_OBJECTIVE_. Report how many lines in the listing below include the word "JSON". Write nothing besides the number.
* Begin *
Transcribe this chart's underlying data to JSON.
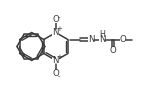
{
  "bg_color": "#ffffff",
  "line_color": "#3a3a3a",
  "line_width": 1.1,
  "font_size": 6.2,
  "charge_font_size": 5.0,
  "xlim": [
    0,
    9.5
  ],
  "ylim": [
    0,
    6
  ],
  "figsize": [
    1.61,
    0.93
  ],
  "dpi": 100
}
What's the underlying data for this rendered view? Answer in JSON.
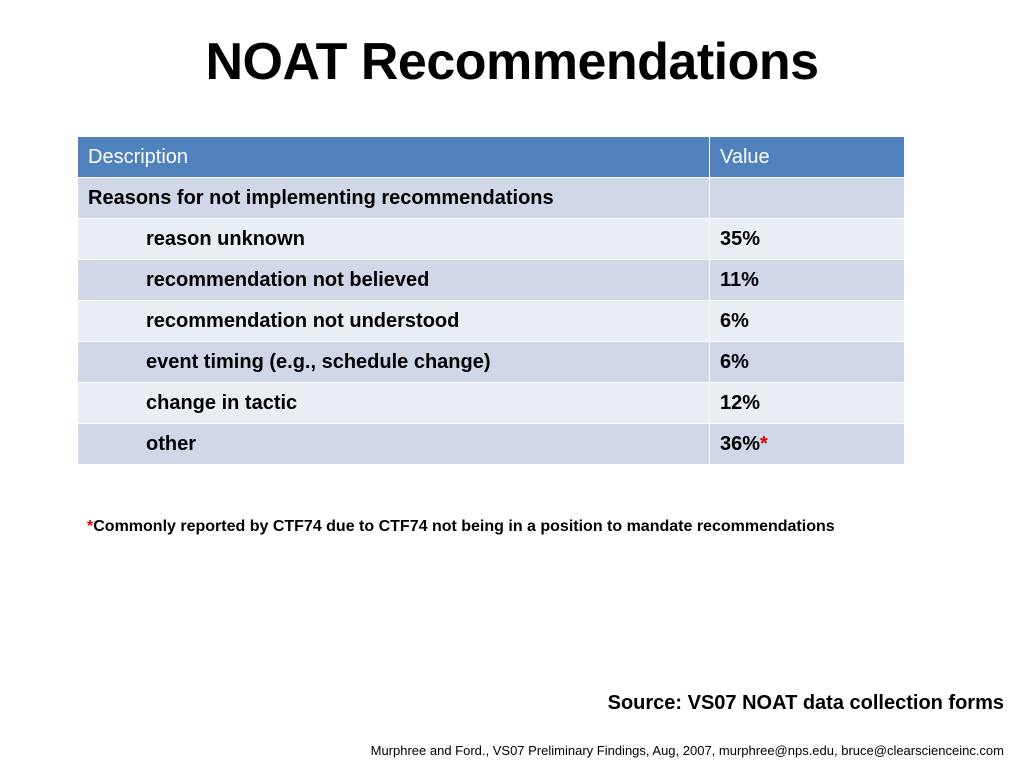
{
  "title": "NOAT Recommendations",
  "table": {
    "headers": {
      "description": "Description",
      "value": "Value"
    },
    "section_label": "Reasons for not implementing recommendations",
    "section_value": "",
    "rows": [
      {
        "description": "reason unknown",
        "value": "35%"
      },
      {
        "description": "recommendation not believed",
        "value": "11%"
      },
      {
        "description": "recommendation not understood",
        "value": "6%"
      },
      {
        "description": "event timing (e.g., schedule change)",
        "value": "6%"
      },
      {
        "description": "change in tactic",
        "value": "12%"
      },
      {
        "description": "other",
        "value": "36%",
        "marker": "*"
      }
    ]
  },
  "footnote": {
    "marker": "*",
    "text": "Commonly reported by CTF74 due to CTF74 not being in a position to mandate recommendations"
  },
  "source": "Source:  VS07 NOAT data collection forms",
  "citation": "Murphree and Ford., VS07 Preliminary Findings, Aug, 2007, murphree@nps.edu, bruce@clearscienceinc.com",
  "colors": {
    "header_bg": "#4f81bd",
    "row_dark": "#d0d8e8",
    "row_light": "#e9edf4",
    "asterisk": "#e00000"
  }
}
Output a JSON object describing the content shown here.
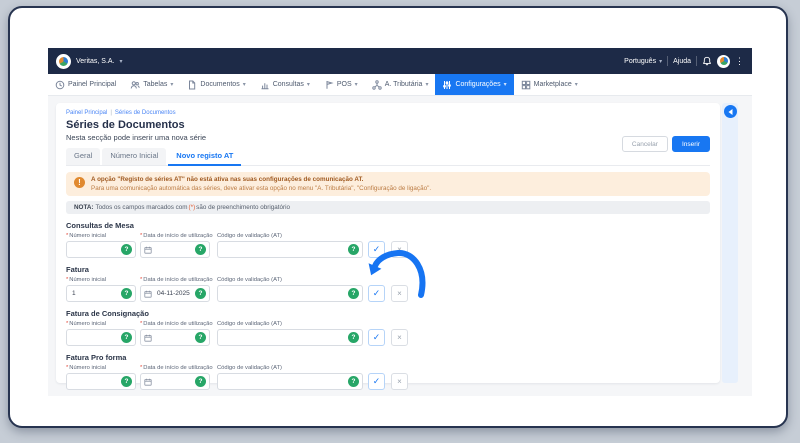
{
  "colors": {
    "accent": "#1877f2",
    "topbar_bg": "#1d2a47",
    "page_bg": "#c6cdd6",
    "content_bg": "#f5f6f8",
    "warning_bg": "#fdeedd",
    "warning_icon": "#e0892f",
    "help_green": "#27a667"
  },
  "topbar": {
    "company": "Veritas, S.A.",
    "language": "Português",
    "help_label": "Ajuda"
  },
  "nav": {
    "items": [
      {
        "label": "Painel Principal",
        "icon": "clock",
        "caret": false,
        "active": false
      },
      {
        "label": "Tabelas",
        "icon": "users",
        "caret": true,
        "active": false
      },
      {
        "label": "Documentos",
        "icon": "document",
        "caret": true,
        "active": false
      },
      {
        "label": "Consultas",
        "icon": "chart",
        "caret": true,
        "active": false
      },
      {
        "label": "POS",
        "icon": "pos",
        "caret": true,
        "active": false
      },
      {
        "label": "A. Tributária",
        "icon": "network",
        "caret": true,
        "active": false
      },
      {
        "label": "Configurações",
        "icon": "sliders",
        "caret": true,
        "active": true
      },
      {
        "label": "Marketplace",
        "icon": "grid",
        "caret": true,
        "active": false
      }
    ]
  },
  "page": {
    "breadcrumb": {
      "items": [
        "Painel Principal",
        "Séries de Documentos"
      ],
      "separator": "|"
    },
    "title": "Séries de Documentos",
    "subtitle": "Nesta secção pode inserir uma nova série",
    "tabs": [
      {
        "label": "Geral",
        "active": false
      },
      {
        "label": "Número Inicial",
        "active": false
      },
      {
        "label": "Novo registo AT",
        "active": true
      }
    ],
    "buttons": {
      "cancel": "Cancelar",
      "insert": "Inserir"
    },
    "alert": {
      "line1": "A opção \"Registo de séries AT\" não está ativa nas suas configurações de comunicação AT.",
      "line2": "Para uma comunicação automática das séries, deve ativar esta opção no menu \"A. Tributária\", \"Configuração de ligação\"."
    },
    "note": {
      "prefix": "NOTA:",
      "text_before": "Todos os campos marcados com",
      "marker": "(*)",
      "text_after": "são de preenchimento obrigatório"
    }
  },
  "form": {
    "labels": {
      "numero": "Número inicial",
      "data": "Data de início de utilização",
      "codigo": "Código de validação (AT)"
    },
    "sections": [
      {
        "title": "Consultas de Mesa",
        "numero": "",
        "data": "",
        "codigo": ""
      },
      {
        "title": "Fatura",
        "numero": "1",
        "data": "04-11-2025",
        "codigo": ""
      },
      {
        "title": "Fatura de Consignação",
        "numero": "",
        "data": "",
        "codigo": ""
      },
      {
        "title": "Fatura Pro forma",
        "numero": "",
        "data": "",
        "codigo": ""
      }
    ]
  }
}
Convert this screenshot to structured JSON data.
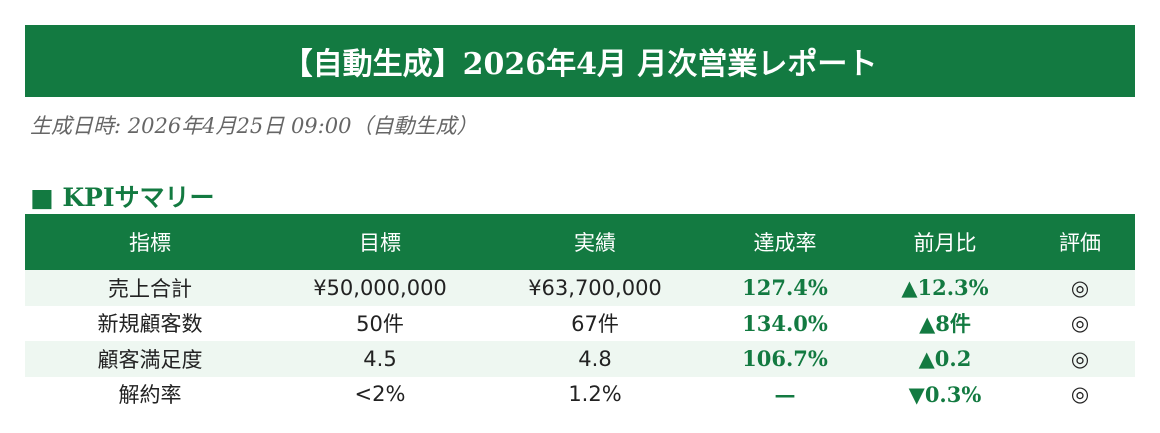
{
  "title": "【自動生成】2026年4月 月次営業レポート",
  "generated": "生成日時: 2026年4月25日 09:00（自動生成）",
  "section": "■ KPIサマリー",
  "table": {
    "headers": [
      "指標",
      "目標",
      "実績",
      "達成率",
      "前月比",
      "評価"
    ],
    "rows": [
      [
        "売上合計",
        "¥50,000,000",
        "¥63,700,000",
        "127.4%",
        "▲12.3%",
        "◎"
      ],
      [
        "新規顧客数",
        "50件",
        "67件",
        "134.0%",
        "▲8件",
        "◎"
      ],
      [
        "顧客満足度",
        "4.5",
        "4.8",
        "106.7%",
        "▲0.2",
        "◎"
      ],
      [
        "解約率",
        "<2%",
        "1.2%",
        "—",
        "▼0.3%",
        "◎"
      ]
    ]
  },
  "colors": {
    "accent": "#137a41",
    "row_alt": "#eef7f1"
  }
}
* End *
_RESULT FOR THIS TASK_. 4